## EXTRAIT DU DOCUMENT
Eglises d'Asie

Volte-face du gouvernement au sujet du droit de vote des résidents non citoyens

Publié le 12/02/2015




Le 11 février, quelques centaines de personnes, venues principalement de l’Etat de l’Arakan, ont manifesté à Rangoun ; environ 70 moines bouddhistes se trouvaient parmi elles. Les manifestants dénonçaient le fait que les résidents non détenteurs de la citoyenneté birmane soient autorisés à voter lors du référendum à venir sur la refonte de la Constitution.

En Birmanie, les cartes nationales d’identité sont de couleur rose. Ceux qui ne peuvent justifier de leur citoyenneté birmane – leur nombre est estimé entre 700 000 et 1,5 million – se voient remis un Certificat temporaire d’identité, imprimé sur du papier blanc et désigné communément sous le nom de « Carte blanche ». Le système existe depuis 2010 et a été mis en place par les militaires, à l’époque au pouvoir, peu avant les élections du 7 novembre 2010, élections controversées mais qui avaient ouvert la voie à la métamorphose de la junte militaire en un régime civil.

En cette année 2015, année électorale avec un référendum sur la révision de la Constitution prévu en mai et les présidentielles en décembre, le droit de vote accordé ou non aux détenteurs de carte blanche est devenu une question politiquement très sensible. En décembre dernier, lorsque le président Thein Sein avait présenté au Parlement le projet de loi ouvrant le droit de vote aux détenteurs de cartes blanches pour le référendum constitutionnel à venir, la Ligue nationale pour la démocratie, parti de l’opposante Aung San Suu Kyi, avait annoncé que ses députés voteraient contre.

C’est pour dénoncer ce droit de vote accordé aux détenteurs de cartes blanches que des moines et des Arakanais ont manifesté ce 11 février à Rangoun. Ils protestaient contre le fait que les Rohingyas, minorité musulmane de l’Arakan dont les membres se sont vus retirer la nationalité birmane par une loi de 1982, puissent voter lors des scrutins à venir de 2015. Selon le moine Shin Thumana, présent à la manifestation, « les détenteurs de cartes blanches ne jouissent pas de la citoyenneté et, dans les autres pays, les non-citoyens n’ont pas le droit de vote ». A l’agence Associated Press, il a précisé que cette affaire de droit de vote accordé aux Cartes blanches était « une manœuvre des politiciens pour gagner des voix ». Et de rappeler qu’aux élections de 2010, le parti qui soutenait les militaires avait notamment remporté des sièges dans les circonscriptions où les détenteurs de cartes blanches étaient nombreux.

## EXERCICE PROPOSÉ A
Dressez la liste de toutes les personnes désignées par leur nom dans l'article sur le droit de vote des détenteurs de cartes blanches.

Entrées tirées d'une collection
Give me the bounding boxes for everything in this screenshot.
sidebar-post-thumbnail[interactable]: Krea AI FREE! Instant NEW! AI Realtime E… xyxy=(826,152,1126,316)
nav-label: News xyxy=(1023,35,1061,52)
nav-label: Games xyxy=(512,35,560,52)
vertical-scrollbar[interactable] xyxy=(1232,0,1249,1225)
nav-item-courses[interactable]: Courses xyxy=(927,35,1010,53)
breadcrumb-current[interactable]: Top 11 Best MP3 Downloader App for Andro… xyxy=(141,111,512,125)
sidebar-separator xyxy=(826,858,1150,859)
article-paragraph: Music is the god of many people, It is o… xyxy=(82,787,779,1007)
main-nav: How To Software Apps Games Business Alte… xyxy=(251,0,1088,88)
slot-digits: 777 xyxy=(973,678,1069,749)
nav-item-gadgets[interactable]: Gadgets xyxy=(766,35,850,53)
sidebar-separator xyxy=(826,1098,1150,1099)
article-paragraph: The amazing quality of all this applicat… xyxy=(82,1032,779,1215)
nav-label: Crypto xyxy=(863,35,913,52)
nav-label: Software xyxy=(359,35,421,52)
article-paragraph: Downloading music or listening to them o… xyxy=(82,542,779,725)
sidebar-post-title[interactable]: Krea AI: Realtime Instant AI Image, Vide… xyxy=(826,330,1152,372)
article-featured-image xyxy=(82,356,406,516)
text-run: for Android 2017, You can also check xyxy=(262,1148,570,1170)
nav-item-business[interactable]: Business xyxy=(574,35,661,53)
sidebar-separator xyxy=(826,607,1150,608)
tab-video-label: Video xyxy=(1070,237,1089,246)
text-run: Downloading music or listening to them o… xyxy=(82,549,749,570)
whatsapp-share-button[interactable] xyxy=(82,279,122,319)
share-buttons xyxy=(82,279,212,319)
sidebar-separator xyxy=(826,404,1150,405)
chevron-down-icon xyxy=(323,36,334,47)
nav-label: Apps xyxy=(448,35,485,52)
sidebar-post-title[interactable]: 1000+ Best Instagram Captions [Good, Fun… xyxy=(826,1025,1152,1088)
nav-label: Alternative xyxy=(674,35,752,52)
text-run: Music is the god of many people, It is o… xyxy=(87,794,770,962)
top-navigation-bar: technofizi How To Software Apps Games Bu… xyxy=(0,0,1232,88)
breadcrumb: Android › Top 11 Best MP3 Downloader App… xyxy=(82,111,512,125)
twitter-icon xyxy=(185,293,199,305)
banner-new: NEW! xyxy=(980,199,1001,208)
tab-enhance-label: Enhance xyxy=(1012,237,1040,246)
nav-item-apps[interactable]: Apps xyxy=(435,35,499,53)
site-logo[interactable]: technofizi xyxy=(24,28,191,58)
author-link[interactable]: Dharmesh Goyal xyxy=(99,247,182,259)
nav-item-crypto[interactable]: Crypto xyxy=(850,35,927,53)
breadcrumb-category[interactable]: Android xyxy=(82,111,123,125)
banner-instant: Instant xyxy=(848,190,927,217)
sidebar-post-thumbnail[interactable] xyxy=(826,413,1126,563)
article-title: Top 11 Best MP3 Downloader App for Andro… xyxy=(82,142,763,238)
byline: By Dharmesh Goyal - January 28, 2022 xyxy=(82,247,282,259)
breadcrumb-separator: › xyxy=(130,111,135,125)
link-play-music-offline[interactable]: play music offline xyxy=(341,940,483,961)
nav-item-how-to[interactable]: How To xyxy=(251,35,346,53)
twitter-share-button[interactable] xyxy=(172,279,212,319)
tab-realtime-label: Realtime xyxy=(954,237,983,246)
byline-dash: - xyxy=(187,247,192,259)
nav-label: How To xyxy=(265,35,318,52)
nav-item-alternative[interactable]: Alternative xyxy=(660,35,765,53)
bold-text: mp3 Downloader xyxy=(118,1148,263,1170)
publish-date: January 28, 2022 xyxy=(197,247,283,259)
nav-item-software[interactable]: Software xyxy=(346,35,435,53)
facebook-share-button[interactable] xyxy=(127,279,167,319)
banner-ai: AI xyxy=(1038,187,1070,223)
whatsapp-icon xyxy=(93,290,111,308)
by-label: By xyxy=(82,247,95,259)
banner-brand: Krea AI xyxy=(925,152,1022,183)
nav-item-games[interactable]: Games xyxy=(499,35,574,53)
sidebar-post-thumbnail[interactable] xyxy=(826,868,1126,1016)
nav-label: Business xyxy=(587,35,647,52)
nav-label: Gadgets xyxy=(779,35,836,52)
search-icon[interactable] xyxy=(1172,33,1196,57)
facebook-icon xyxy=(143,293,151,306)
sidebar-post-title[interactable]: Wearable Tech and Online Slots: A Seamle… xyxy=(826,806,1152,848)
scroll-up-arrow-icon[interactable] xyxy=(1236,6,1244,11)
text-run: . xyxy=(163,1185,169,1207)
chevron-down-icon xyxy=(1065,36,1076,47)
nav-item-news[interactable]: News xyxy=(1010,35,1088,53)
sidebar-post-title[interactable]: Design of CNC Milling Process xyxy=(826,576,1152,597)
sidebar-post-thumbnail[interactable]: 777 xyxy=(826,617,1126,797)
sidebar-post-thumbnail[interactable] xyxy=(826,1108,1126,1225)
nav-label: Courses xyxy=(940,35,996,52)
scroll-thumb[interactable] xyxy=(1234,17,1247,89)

## EXERCICE PROPOSÉ B
Recopiez sans rien changer les enregistrements, depuis leur toute première ligne jusqu'à la ligne contenant "nav-label: Alternative xyxy=(674,35,752,52)", celle-ci comprise.

## RÉPONSE COMPLÈTE A
Thein Sein
Aung San Suu Kyi
Shin Thumana

## RÉPONSE COMPLÈTE B
Give me the bounding boxes for everything in this screenshot.
sidebar-post-thumbnail[interactable]: Krea AI FREE! Instant NEW! AI Realtime E… xyxy=(826,152,1126,316)
nav-label: News xyxy=(1023,35,1061,52)
nav-label: Games xyxy=(512,35,560,52)
vertical-scrollbar[interactable] xyxy=(1232,0,1249,1225)
nav-item-courses[interactable]: Courses xyxy=(927,35,1010,53)
breadcrumb-current[interactable]: Top 11 Best MP3 Downloader App for Andro… xyxy=(141,111,512,125)
sidebar-separator xyxy=(826,858,1150,859)
article-paragraph: Music is the god of many people, It is o… xyxy=(82,787,779,1007)
main-nav: How To Software Apps Games Business Alte… xyxy=(251,0,1088,88)
slot-digits: 777 xyxy=(973,678,1069,749)
nav-item-gadgets[interactable]: Gadgets xyxy=(766,35,850,53)
sidebar-separator xyxy=(826,1098,1150,1099)
article-paragraph: The amazing quality of all this applicat… xyxy=(82,1032,779,1215)
nav-label: Crypto xyxy=(863,35,913,52)
nav-label: Software xyxy=(359,35,421,52)
article-paragraph: Downloading music or listening to them o… xyxy=(82,542,779,725)
sidebar-post-title[interactable]: Krea AI: Realtime Instant AI Image, Vide… xyxy=(826,330,1152,372)
article-featured-image xyxy=(82,356,406,516)
text-run: for Android 2017, You can also check xyxy=(262,1148,570,1170)
nav-item-business[interactable]: Business xyxy=(574,35,661,53)
sidebar-separator xyxy=(826,607,1150,608)
tab-video-label: Video xyxy=(1070,237,1089,246)
text-run: Downloading music or listening to them o… xyxy=(82,549,749,570)
whatsapp-share-button[interactable] xyxy=(82,279,122,319)
share-buttons xyxy=(82,279,212,319)
sidebar-separator xyxy=(826,404,1150,405)
chevron-down-icon xyxy=(323,36,334,47)
nav-label: Apps xyxy=(448,35,485,52)
sidebar-post-title[interactable]: 1000+ Best Instagram Captions [Good, Fun… xyxy=(826,1025,1152,1088)
nav-label: Alternative xyxy=(674,35,752,52)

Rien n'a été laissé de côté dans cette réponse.